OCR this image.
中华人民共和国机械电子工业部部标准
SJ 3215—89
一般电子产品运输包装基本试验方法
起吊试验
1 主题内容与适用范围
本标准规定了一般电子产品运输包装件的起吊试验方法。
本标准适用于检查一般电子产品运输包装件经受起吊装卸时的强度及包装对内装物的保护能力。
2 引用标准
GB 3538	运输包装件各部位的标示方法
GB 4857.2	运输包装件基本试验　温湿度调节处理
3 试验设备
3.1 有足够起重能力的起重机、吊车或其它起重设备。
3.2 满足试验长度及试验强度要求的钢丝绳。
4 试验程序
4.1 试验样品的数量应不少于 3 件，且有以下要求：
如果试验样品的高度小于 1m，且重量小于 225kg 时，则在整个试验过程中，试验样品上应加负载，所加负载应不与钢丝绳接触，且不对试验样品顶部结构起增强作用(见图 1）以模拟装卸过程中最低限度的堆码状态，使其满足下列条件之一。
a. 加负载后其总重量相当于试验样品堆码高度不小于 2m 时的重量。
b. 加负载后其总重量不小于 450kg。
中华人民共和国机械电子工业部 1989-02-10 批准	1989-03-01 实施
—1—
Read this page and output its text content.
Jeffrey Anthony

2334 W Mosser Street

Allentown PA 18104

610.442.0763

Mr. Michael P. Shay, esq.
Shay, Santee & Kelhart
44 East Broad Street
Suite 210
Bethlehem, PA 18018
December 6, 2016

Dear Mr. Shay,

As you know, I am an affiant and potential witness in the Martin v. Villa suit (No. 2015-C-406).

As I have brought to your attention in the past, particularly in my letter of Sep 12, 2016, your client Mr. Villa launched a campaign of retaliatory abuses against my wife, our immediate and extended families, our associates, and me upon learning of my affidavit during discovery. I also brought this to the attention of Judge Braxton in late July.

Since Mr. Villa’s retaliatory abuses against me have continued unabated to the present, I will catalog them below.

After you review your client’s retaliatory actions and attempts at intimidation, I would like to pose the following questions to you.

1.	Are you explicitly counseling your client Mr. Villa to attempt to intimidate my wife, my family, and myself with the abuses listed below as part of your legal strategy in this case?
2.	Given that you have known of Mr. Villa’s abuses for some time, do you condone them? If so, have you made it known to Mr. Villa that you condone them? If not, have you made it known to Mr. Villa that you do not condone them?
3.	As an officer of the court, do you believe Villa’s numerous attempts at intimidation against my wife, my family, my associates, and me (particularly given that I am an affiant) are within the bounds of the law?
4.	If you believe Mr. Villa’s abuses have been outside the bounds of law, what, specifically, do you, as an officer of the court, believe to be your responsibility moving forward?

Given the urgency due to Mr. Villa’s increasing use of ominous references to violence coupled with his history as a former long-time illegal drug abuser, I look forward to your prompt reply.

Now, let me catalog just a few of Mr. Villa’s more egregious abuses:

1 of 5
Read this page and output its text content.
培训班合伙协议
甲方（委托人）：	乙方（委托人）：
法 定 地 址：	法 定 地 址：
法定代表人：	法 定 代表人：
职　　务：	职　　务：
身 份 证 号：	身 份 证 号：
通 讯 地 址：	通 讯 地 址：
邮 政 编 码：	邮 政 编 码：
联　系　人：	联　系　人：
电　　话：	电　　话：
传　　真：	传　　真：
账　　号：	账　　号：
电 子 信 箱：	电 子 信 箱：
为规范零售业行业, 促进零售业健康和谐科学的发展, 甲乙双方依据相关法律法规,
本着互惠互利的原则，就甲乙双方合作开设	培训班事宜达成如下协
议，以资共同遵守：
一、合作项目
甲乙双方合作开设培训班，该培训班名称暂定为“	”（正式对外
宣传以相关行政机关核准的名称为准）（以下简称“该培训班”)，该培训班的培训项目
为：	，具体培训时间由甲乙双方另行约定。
──────────
> **Exercise objective**:
Only lines with the word "associates" are wanted, so copy each one from the records.

> **Answer**:
As I have brought to your attention in the past, particularly in my letter of Sep 12, 2016, your client Mr. Villa launched a campaign of retaliatory abuses against my wife, our immediate and extended families, our associates, and me upon learning of my affidavit during discovery. I also brought this to the attention of Judge Braxton in late July.
3.	As an officer of the court, do you believe Villa’s numerous attempts at intimidation against my wife, my family, my associates, and me (particularly given that I am an affiant) are within the bounds of the law?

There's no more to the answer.